Written instruction: Copy out the listing that follows exactly, dropping every picture.

[Figure record extracts]
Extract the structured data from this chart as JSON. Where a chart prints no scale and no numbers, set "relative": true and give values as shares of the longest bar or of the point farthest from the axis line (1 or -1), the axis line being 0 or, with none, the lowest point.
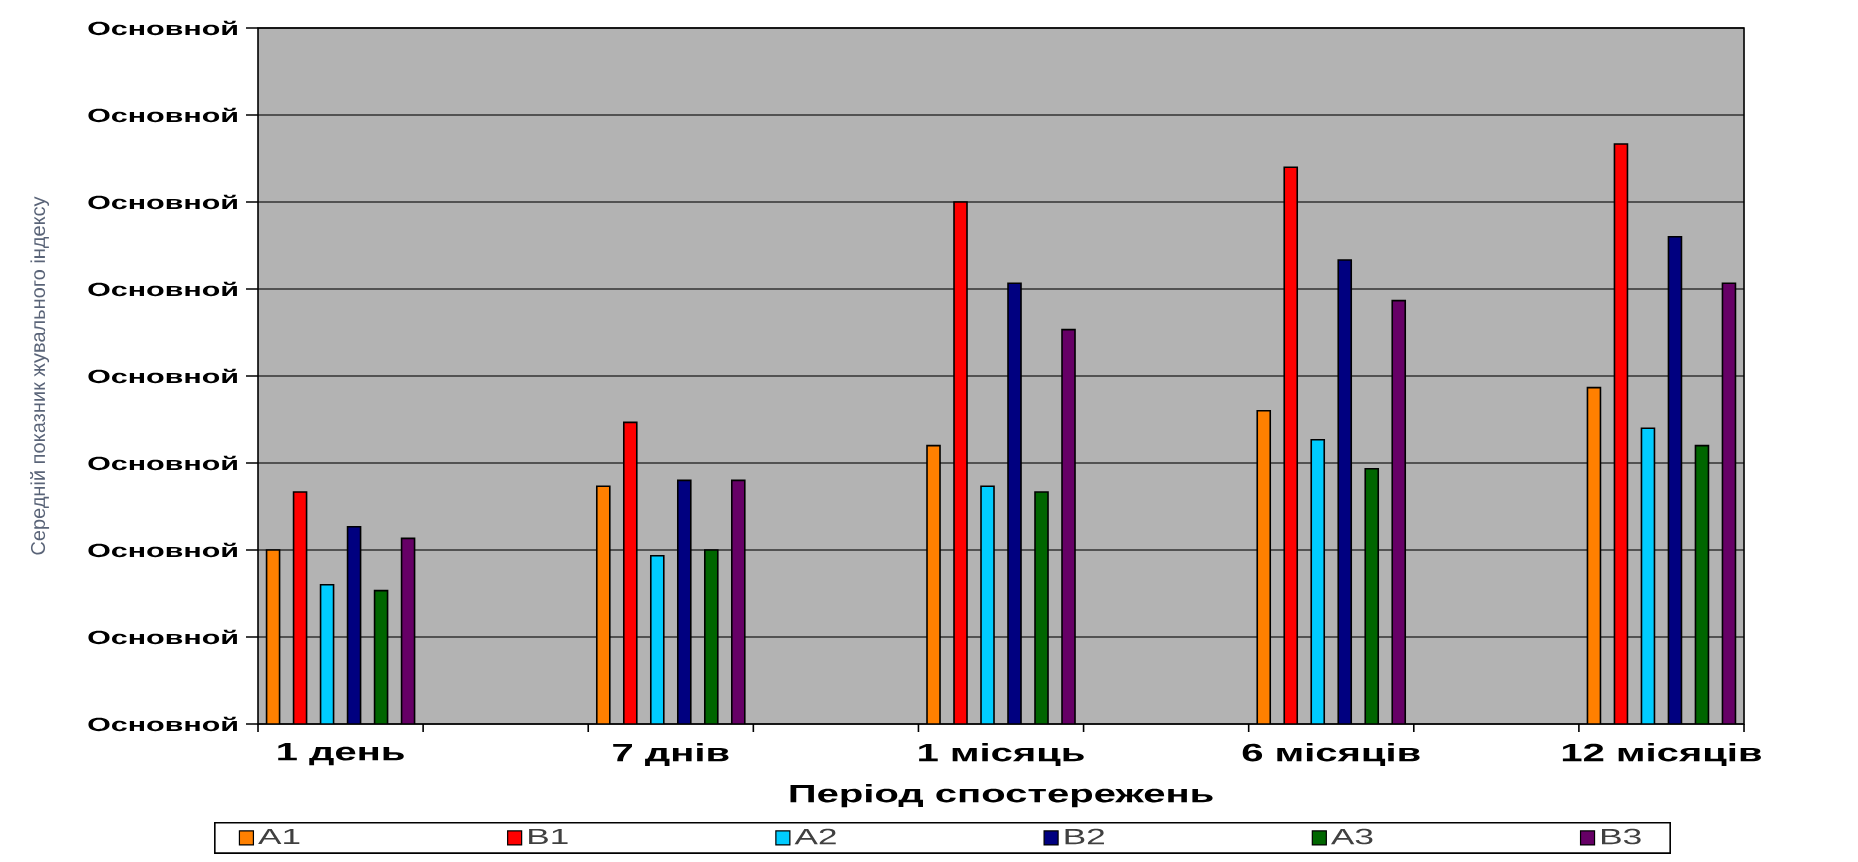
{
  "chart_data": {
    "type": "bar",
    "xlabel": "Період спостережень",
    "categories": [
      "1 день",
      null,
      "7 днів",
      null,
      "1 місяць",
      null,
      "6 місяців",
      null,
      "12 місяців"
    ],
    "relative": true,
    "annotations": [
      "Середній показник жувального індексу",
      "Основной",
      "Основной",
      "Основной",
      "Основной",
      "Основной",
      "Основной",
      "Основной",
      "Основной",
      "Основной"
    ],
    "grid": "y",
    "legend": "bottom",
    "series": [
      {
        "name": "A1",
        "color": "#ff8000",
        "values": [
          0.3,
          null,
          0.41,
          null,
          0.48,
          null,
          0.54,
          null,
          0.58
        ]
      },
      {
        "name": "B1",
        "color": "#ff0000",
        "values": [
          0.4,
          null,
          0.52,
          null,
          0.9,
          null,
          0.96,
          null,
          1.0
        ]
      },
      {
        "name": "A2",
        "color": "#00ccff",
        "values": [
          0.24,
          null,
          0.29,
          null,
          0.41,
          null,
          0.49,
          null,
          0.51
        ]
      },
      {
        "name": "B2",
        "color": "#000080",
        "values": [
          0.34,
          null,
          0.42,
          null,
          0.76,
          null,
          0.8,
          null,
          0.84
        ]
      },
      {
        "name": "A3",
        "color": "#006600",
        "values": [
          0.23,
          null,
          0.3,
          null,
          0.4,
          null,
          0.44,
          null,
          0.48
        ]
      },
      {
        "name": "B3",
        "color": "#660066",
        "values": [
          0.32,
          null,
          0.42,
          null,
          0.68,
          null,
          0.73,
          null,
          0.76
        ]
      }
    ]
  }
}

Worked solution:
Extract the structured data from this chart as JSON. Where a chart prints no scale and no numbers, set "relative": true and give values as shares of the longest bar or of the point farthest from the axis line (1 or -1), the axis line being 0 or, with none, the lowest point.
{
  "chart_data": {
    "type": "bar",
    "xlabel": "Період спостережень",
    "categories": [
      "1 день",
      null,
      "7 днів",
      null,
      "1 місяць",
      null,
      "6 місяців",
      null,
      "12 місяців"
    ],
    "relative": true,
    "annotations": [
      "Середній показник жувального індексу",
      "Основной",
      "Основной",
      "Основной",
      "Основной",
      "Основной",
      "Основной",
      "Основной",
      "Основной",
      "Основной"
    ],
    "grid": "y",
    "legend": "bottom",
    "series": [
      {
        "name": "A1",
        "color": "#ff8000",
        "values": [
          0.3,
          null,
          0.41,
          null,
          0.48,
          null,
          0.54,
          null,
          0.58
        ]
      },
      {
        "name": "B1",
        "color": "#ff0000",
        "values": [
          0.4,
          null,
          0.52,
          null,
          0.9,
          null,
          0.96,
          null,
          1.0
        ]
      },
      {
        "name": "A2",
        "color": "#00ccff",
        "values": [
          0.24,
          null,
          0.29,
          null,
          0.41,
          null,
          0.49,
          null,
          0.51
        ]
      },
      {
        "name": "B2",
        "color": "#000080",
        "values": [
          0.34,
          null,
          0.42,
          null,
          0.76,
          null,
          0.8,
          null,
          0.84
        ]
      },
      {
        "name": "A3",
        "color": "#006600",
        "values": [
          0.23,
          null,
          0.3,
          null,
          0.4,
          null,
          0.44,
          null,
          0.48
        ]
      },
      {
        "name": "B3",
        "color": "#660066",
        "values": [
          0.32,
          null,
          0.42,
          null,
          0.68,
          null,
          0.73,
          null,
          0.76
        ]
      }
    ]
  }
}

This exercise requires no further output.